→ SET EXERCISE
Look through the records below and collect all lines that hold the string "помещений".

╭─ INPUT MATERIAL

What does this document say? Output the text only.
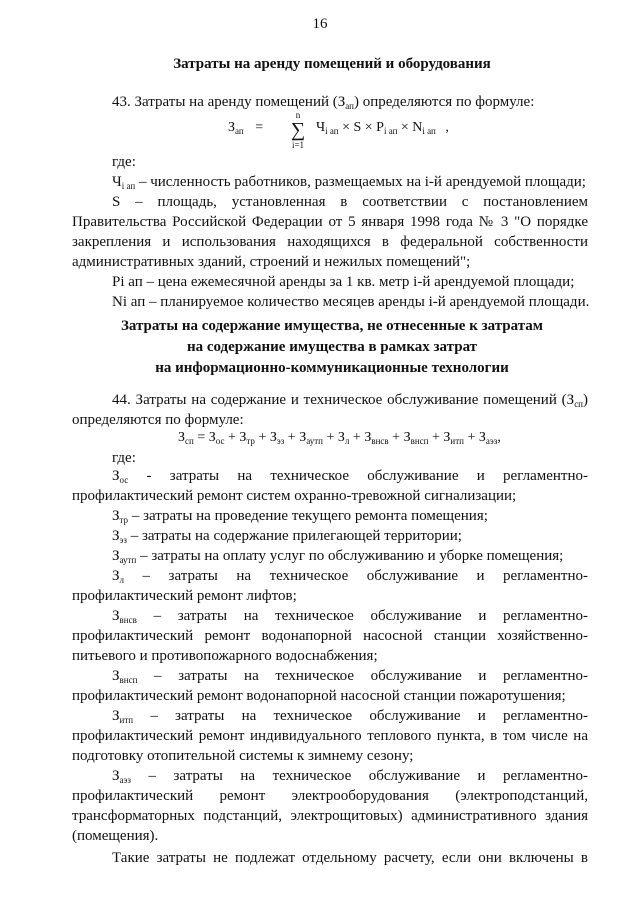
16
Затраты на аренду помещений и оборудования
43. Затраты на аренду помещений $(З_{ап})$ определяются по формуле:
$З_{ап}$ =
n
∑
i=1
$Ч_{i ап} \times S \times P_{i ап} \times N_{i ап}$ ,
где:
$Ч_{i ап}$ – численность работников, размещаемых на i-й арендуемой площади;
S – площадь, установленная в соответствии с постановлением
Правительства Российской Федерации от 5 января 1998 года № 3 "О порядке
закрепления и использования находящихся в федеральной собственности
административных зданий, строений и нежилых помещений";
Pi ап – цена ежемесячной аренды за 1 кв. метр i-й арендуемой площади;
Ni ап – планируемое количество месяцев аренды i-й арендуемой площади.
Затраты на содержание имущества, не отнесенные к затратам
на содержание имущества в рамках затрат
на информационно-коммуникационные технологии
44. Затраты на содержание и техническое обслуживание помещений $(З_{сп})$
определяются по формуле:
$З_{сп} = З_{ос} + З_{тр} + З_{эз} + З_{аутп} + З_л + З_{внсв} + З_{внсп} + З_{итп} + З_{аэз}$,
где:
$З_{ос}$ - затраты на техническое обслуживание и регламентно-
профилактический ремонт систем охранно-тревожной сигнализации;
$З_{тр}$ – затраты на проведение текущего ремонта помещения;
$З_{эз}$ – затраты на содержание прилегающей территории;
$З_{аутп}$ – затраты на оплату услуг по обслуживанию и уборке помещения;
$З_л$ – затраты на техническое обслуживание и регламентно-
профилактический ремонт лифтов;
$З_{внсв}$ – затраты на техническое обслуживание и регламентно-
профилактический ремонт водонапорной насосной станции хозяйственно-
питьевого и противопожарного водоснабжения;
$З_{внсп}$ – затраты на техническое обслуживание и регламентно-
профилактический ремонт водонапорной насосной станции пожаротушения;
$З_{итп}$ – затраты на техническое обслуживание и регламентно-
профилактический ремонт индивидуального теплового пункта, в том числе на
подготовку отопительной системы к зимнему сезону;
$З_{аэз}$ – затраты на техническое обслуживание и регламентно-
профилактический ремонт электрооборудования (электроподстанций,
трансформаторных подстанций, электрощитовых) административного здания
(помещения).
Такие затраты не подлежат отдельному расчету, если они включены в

╰─
╭─ INPUT MATERIAL

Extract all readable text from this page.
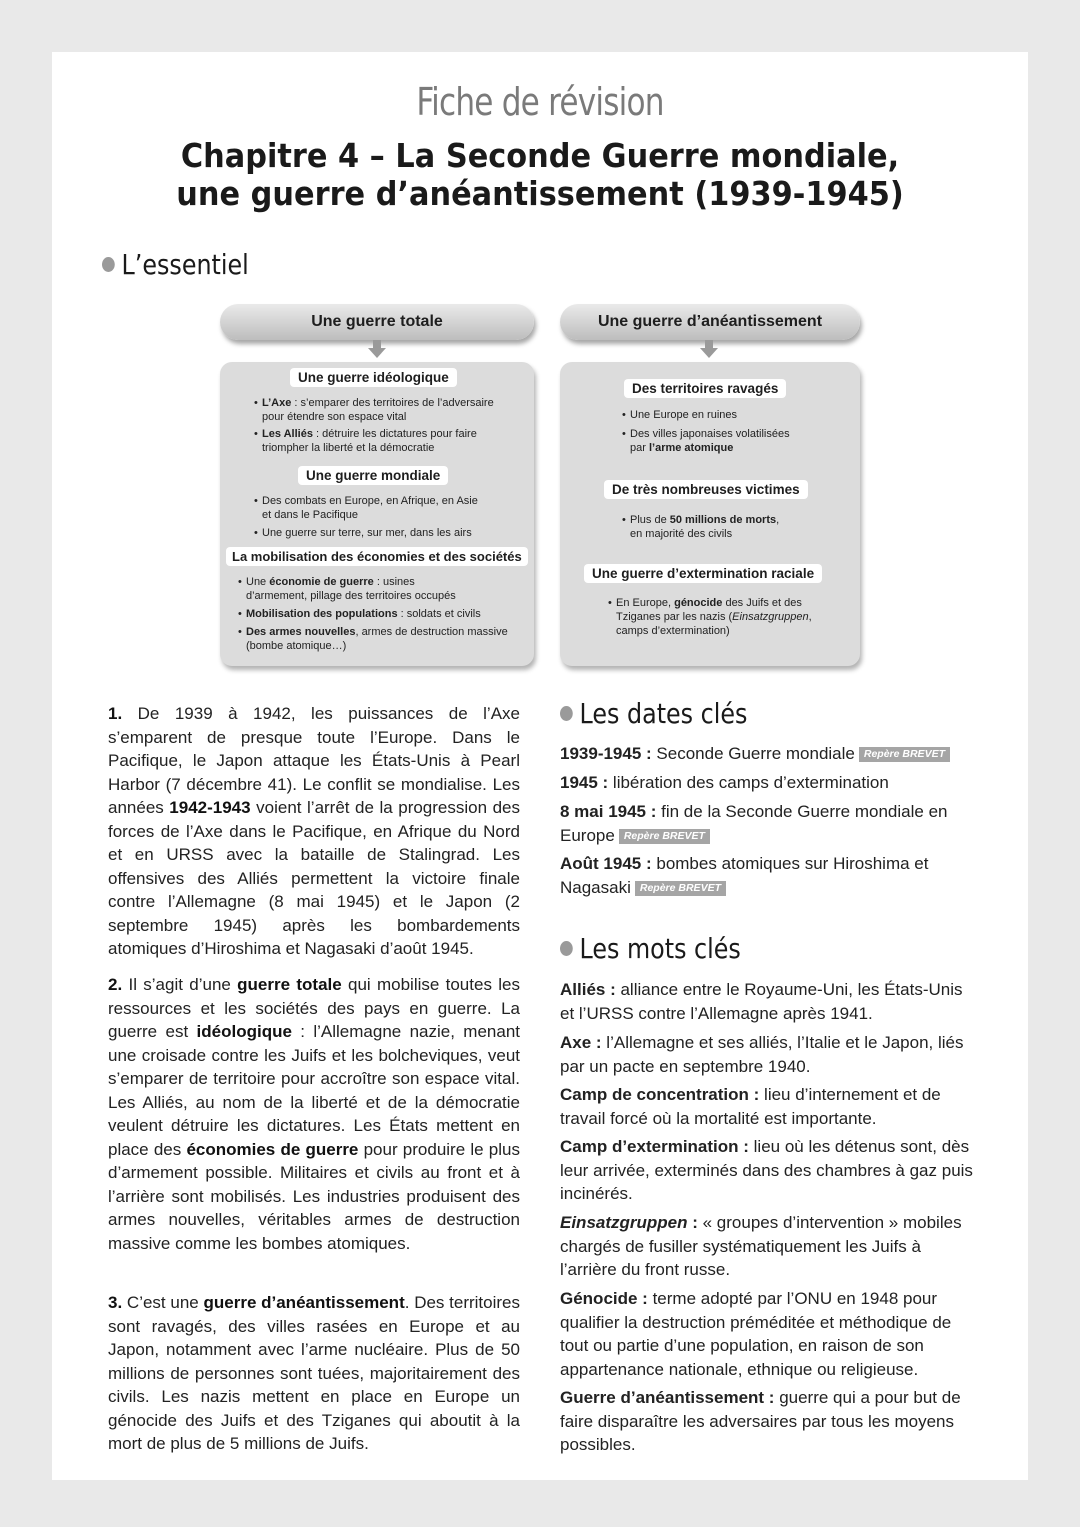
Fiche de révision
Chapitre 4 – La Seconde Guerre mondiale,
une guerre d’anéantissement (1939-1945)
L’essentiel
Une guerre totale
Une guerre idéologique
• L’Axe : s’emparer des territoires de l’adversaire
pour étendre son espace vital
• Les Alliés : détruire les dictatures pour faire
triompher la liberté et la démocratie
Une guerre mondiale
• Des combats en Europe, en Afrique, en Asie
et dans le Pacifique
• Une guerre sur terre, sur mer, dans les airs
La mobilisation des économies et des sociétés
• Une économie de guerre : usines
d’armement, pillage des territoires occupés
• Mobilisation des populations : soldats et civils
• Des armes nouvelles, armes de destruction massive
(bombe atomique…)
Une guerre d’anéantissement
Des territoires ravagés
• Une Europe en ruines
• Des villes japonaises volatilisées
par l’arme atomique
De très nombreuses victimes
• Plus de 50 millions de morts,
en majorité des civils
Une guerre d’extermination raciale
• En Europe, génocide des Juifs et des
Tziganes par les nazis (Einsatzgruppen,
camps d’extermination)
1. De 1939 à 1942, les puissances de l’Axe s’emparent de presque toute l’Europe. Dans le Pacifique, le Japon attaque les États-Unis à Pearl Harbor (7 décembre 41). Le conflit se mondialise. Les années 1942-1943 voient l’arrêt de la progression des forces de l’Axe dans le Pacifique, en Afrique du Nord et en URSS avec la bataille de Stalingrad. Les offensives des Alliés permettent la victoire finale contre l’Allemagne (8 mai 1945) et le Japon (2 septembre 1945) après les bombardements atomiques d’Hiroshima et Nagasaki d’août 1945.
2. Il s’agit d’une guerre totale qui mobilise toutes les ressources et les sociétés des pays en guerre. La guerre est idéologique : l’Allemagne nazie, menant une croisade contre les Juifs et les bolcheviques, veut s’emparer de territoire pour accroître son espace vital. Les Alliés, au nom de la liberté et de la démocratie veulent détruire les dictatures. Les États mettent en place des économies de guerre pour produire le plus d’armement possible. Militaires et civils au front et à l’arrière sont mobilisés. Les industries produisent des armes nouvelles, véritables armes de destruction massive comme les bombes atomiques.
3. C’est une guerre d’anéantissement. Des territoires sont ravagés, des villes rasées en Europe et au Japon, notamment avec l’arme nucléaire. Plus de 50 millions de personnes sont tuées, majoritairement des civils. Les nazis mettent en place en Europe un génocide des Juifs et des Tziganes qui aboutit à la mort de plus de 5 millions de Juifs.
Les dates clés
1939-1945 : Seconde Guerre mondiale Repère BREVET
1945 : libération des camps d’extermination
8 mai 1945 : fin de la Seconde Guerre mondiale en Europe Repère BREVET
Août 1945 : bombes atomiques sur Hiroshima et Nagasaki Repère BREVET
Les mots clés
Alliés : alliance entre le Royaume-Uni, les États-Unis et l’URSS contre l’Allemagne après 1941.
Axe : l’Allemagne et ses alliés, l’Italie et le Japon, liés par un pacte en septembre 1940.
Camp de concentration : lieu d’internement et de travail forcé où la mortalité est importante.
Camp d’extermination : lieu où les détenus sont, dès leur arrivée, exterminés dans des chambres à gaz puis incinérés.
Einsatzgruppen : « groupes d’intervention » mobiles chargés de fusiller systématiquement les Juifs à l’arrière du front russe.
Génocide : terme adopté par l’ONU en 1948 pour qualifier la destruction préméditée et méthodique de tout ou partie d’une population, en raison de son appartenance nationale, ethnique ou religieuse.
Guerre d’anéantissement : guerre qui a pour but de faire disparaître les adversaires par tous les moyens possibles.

╰─

→ FULL ANSWER
Затраты на аренду помещений и оборудования
43. Затраты на аренду помещений $(З_{ап})$ определяются по формуле:
административных зданий, строений и нежилых помещений";
44. Затраты на содержание и техническое обслуживание помещений $(З_{сп})$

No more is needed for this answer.